● Excerpted records
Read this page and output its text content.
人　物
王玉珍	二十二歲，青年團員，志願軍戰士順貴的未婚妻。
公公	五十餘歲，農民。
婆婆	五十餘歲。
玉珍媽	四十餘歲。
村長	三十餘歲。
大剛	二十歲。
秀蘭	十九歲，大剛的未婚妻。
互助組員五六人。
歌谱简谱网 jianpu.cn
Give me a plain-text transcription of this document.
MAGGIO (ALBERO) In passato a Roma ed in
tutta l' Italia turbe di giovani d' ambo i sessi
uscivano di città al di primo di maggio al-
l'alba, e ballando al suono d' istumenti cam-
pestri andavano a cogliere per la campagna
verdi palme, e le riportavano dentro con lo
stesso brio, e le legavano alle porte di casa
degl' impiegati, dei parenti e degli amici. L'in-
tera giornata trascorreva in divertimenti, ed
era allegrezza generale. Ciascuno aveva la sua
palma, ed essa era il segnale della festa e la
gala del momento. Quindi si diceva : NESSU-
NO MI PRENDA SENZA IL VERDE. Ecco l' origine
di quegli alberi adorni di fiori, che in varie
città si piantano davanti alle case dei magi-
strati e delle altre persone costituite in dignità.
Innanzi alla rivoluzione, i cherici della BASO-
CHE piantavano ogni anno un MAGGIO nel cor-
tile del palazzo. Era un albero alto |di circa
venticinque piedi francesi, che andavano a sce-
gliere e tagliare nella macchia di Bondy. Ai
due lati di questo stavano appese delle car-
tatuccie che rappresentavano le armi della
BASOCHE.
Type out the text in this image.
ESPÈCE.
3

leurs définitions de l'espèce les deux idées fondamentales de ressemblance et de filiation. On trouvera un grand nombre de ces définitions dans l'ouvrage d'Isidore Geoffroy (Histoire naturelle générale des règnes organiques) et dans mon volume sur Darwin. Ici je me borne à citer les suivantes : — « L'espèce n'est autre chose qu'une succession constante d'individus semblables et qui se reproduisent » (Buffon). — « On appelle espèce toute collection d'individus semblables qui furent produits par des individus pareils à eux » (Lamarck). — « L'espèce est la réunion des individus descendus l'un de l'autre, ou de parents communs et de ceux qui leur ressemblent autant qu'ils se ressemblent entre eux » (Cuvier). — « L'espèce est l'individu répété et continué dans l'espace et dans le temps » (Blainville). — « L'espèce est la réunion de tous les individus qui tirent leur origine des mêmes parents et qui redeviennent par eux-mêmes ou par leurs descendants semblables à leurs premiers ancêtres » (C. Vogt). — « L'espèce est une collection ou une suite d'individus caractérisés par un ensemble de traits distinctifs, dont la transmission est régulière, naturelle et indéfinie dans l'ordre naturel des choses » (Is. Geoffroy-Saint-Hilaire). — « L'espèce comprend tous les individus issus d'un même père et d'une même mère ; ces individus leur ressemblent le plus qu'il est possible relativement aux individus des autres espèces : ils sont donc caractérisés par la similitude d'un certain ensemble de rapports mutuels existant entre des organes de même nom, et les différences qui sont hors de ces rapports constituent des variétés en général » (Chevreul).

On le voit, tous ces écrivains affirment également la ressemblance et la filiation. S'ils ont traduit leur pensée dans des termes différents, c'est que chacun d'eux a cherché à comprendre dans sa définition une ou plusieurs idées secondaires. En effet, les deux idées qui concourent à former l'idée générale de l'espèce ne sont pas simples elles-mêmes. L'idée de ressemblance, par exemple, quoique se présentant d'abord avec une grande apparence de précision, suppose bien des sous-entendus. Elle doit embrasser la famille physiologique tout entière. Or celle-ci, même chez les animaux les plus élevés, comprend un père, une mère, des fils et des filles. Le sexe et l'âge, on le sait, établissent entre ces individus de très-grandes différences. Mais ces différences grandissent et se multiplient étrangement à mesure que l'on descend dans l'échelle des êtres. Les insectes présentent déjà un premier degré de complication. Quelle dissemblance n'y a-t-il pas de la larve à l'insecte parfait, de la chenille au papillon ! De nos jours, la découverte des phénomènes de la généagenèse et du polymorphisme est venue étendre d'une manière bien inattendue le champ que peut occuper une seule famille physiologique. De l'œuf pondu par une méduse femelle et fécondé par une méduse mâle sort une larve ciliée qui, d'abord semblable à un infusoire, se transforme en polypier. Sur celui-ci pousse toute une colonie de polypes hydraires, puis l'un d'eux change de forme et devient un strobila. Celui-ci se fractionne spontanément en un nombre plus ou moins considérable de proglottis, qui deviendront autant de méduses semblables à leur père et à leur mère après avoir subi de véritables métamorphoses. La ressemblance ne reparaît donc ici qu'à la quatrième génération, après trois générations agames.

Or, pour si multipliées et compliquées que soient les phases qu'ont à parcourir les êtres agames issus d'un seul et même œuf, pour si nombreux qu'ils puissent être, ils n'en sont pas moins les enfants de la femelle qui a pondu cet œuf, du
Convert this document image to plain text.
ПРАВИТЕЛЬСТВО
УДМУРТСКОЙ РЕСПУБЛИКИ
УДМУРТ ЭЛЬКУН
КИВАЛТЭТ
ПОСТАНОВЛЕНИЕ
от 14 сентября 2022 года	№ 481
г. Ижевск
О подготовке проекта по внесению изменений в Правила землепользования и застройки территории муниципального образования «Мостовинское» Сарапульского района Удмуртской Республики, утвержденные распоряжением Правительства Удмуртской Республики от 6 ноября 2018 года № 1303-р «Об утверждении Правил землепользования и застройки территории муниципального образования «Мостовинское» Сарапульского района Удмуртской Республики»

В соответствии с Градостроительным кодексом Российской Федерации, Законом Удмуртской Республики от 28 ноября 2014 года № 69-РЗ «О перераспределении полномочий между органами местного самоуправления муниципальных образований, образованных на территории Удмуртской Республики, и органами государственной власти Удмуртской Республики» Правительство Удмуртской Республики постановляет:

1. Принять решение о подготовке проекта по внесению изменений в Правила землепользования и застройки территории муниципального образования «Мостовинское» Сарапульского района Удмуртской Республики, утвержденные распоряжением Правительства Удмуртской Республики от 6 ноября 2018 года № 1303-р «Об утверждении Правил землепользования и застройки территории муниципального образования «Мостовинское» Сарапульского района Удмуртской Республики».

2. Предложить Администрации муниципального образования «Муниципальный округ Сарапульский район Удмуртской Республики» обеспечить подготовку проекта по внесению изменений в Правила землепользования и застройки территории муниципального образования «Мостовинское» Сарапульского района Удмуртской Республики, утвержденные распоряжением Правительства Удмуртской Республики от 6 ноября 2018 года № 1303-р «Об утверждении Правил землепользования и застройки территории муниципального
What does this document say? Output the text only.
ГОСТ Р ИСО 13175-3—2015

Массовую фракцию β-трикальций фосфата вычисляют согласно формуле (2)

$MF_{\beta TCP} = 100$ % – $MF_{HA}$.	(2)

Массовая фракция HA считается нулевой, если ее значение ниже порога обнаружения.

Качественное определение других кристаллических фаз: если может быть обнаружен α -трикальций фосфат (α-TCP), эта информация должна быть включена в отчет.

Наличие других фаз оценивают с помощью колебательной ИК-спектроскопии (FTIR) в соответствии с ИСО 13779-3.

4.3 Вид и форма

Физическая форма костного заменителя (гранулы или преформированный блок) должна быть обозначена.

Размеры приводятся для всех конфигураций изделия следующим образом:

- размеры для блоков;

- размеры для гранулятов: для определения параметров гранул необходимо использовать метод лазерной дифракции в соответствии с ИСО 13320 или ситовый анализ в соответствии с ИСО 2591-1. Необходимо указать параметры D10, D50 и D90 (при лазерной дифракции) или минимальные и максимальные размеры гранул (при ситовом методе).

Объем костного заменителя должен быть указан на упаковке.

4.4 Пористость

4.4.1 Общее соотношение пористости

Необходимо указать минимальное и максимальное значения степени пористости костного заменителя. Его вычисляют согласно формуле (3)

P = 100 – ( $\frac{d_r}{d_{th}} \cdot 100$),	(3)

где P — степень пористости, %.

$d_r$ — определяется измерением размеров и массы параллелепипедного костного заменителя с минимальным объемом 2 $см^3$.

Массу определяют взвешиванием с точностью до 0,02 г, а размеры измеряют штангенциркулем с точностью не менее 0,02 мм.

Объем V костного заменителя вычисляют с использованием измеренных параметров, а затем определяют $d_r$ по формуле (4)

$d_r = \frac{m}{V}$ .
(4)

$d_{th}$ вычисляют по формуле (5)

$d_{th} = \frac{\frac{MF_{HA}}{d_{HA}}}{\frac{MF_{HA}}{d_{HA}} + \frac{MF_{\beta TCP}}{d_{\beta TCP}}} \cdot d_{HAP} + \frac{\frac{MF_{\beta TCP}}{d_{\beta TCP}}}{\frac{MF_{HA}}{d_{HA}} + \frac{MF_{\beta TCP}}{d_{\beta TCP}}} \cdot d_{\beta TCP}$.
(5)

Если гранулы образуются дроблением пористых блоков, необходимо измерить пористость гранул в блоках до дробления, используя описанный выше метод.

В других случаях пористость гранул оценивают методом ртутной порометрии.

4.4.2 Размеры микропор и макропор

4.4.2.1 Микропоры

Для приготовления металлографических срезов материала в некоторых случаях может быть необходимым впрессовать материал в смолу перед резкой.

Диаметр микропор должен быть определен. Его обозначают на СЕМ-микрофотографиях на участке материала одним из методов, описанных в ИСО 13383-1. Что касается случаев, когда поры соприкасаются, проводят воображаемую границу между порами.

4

● Given instruction
Copy each line from the records above that includes the string "città".

● Answer for this exercise
uscivano di città al di primo di maggio al-
città si piantano davanti alle case dei magi-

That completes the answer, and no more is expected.